Written problem
Repeat the listing in full, word for word.

Dataset content
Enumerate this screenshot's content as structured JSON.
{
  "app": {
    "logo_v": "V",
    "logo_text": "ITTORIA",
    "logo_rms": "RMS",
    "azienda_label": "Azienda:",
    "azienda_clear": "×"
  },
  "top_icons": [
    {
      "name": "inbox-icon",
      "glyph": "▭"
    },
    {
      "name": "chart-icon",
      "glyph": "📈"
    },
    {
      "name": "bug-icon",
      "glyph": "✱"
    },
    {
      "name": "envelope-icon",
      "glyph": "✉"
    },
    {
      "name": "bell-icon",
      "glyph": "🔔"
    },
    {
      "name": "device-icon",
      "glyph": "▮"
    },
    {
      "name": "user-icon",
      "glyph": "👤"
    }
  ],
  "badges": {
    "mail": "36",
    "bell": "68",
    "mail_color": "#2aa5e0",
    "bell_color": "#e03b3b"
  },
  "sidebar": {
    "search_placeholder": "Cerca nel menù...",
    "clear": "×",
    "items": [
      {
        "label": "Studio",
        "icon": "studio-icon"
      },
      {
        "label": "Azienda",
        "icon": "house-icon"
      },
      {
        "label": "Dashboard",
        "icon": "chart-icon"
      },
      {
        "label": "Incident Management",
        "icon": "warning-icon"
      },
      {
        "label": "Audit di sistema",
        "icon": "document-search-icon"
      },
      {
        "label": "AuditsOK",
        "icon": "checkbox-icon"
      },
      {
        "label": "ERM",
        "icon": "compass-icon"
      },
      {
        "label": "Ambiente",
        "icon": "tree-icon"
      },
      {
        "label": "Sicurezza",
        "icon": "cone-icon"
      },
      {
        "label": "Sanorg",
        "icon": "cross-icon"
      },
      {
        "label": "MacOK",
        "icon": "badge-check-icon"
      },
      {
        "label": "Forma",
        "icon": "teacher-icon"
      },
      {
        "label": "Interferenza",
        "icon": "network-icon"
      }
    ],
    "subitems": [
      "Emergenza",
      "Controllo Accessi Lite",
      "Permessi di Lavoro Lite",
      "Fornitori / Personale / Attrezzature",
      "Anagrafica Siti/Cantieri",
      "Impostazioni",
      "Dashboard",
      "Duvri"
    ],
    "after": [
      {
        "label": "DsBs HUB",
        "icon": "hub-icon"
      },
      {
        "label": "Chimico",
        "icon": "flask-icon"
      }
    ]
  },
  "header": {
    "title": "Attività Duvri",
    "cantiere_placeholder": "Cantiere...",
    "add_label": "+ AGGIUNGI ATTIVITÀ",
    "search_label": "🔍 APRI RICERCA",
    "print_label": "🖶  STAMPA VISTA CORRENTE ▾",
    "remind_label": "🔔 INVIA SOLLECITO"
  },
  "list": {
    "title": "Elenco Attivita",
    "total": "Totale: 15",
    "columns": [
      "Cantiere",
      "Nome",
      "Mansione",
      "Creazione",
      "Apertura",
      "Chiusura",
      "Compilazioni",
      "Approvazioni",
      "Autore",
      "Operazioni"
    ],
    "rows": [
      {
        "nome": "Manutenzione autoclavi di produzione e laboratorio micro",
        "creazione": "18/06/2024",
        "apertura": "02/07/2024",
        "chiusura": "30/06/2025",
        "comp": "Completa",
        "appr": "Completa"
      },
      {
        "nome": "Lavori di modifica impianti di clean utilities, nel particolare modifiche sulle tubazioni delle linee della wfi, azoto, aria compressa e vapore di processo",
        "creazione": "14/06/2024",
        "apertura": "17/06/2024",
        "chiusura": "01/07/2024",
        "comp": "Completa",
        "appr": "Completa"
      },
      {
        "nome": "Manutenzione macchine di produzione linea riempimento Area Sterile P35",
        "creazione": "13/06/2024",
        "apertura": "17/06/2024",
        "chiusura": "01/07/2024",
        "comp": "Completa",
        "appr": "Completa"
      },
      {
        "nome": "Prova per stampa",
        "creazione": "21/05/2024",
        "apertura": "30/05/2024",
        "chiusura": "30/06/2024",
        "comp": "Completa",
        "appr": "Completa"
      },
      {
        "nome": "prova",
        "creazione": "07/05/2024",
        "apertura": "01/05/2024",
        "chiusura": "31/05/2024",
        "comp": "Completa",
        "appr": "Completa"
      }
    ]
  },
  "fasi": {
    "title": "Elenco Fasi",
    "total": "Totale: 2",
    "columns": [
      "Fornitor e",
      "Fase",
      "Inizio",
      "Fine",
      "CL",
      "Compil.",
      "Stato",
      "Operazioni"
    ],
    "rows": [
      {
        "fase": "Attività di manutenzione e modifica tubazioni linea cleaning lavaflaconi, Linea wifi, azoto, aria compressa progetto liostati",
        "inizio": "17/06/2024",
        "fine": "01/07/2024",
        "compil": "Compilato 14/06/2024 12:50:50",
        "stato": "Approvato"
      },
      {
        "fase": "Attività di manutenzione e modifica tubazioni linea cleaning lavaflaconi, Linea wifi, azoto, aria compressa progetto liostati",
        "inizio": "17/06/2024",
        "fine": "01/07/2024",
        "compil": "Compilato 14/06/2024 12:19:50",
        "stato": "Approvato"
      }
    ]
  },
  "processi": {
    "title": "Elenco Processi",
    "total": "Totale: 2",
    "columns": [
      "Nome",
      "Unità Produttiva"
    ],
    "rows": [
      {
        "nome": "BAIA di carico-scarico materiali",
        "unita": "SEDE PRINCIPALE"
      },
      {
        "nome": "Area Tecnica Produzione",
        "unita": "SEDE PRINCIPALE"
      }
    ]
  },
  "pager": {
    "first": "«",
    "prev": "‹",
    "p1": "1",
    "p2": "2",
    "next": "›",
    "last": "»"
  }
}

Task result
Enumerate this screenshot's content as structured JSON.
{
  "app": {
    "logo_v": "V",
    "logo_text": "ITTORIA",
    "logo_rms": "RMS",
    "azienda_label": "Azienda:",
    "azienda_clear": "×"
  },
  "top_icons": [
    {
      "name": "inbox-icon",
      "glyph": "▭"
    },
    {
      "name": "chart-icon",
      "glyph": "📈"
    },
    {
      "name": "bug-icon",
      "glyph": "✱"
    },
    {
      "name": "envelope-icon",
      "glyph": "✉"
    },
    {
      "name": "bell-icon",
      "glyph": "🔔"
    },
    {
      "name": "device-icon",
      "glyph": "▮"
    },
    {
      "name": "user-icon",
      "glyph": "👤"
    }
  ],
  "badges": {
    "mail": "36",
    "bell": "68",
    "mail_color": "#2aa5e0",
    "bell_color": "#e03b3b"
  },
  "sidebar": {
    "search_placeholder": "Cerca nel menù...",
    "clear": "×",
    "items": [
      {
        "label": "Studio",
        "icon": "studio-icon"
      },
      {
        "label": "Azienda",
        "icon": "house-icon"
      },
      {
        "label": "Dashboard",
        "icon": "chart-icon"
      },
      {
        "label": "Incident Management",
        "icon": "warning-icon"
      },
      {
        "label": "Audit di sistema",
        "icon": "document-search-icon"
      },
      {
        "label": "AuditsOK",
        "icon": "checkbox-icon"
      },
      {
        "label": "ERM",
        "icon": "compass-icon"
      },
      {
        "label": "Ambiente",
        "icon": "tree-icon"
      },
      {
        "label": "Sicurezza",
        "icon": "cone-icon"
      },
      {
        "label": "Sanorg",
        "icon": "cross-icon"
      },
      {
        "label": "MacOK",
        "icon": "badge-check-icon"
      },
      {
        "label": "Forma",
        "icon": "teacher-icon"
      },
      {
        "label": "Interferenza",
        "icon": "network-icon"
      }
    ],
    "subitems": [
      "Emergenza",
      "Controllo Accessi Lite",
      "Permessi di Lavoro Lite",
      "Fornitori / Personale / Attrezzature",
      "Anagrafica Siti/Cantieri",
      "Impostazioni",
      "Dashboard",
      "Duvri"
    ],
    "after": [
      {
        "label": "DsBs HUB",
        "icon": "hub-icon"
      },
      {
        "label": "Chimico",
        "icon": "flask-icon"
      }
    ]
  },
  "header": {
    "title": "Attività Duvri",
    "cantiere_placeholder": "Cantiere...",
    "add_label": "+ AGGIUNGI ATTIVITÀ",
    "search_label": "🔍 APRI RICERCA",
    "print_label": "🖶  STAMPA VISTA CORRENTE ▾",
    "remind_label": "🔔 INVIA SOLLECITO"
  },
  "list": {
    "title": "Elenco Attivita",
    "total": "Totale: 15",
    "columns": [
      "Cantiere",
      "Nome",
      "Mansione",
      "Creazione",
      "Apertura",
      "Chiusura",
      "Compilazioni",
      "Approvazioni",
      "Autore",
      "Operazioni"
    ],
    "rows": [
      {
        "nome": "Manutenzione autoclavi di produzione e laboratorio micro",
        "creazione": "18/06/2024",
        "apertura": "02/07/2024",
        "chiusura": "30/06/2025",
        "comp": "Completa",
        "appr": "Completa"
      },
      {
        "nome": "Lavori di modifica impianti di clean utilities, nel particolare modifiche sulle tubazioni delle linee della wfi, azoto, aria compressa e vapore di processo",
        "creazione": "14/06/2024",
        "apertura": "17/06/2024",
        "chiusura": "01/07/2024",
        "comp": "Completa",
        "appr": "Completa"
      },
      {
        "nome": "Manutenzione macchine di produzione linea riempimento Area Sterile P35",
        "creazione": "13/06/2024",
        "apertura": "17/06/2024",
        "chiusura": "01/07/2024",
        "comp": "Completa",
        "appr": "Completa"
      },
      {
        "nome": "Prova per stampa",
        "creazione": "21/05/2024",
        "apertura": "30/05/2024",
        "chiusura": "30/06/2024",
        "comp": "Completa",
        "appr": "Completa"
      },
      {
        "nome": "prova",
        "creazione": "07/05/2024",
        "apertura": "01/05/2024",
        "chiusura": "31/05/2024",
        "comp": "Completa",
        "appr": "Completa"
      }
    ]
  },
  "fasi": {
    "title": "Elenco Fasi",
    "total": "Totale: 2",
    "columns": [
      "Fornitor e",
      "Fase",
      "Inizio",
      "Fine",
      "CL",
      "Compil.",
      "Stato",
      "Operazioni"
    ],
    "rows": [
      {
        "fase": "Attività di manutenzione e modifica tubazioni linea cleaning lavaflaconi, Linea wifi, azoto, aria compressa progetto liostati",
        "inizio": "17/06/2024",
        "fine": "01/07/2024",
        "compil": "Compilato 14/06/2024 12:50:50",
        "stato": "Approvato"
      },
      {
        "fase": "Attività di manutenzione e modifica tubazioni linea cleaning lavaflaconi, Linea wifi, azoto, aria compressa progetto liostati",
        "inizio": "17/06/2024",
        "fine": "01/07/2024",
        "compil": "Compilato 14/06/2024 12:19:50",
        "stato": "Approvato"
      }
    ]
  },
  "processi": {
    "title": "Elenco Processi",
    "total": "Totale: 2",
    "columns": [
      "Nome",
      "Unità Produttiva"
    ],
    "rows": [
      {
        "nome": "BAIA di carico-scarico materiali",
        "unita": "SEDE PRINCIPALE"
      },
      {
        "nome": "Area Tecnica Produzione",
        "unita": "SEDE PRINCIPALE"
      }
    ]
  },
  "pager": {
    "first": "«",
    "prev": "‹",
    "p1": "1",
    "p2": "2",
    "next": "›",
    "last": "»"
  }
}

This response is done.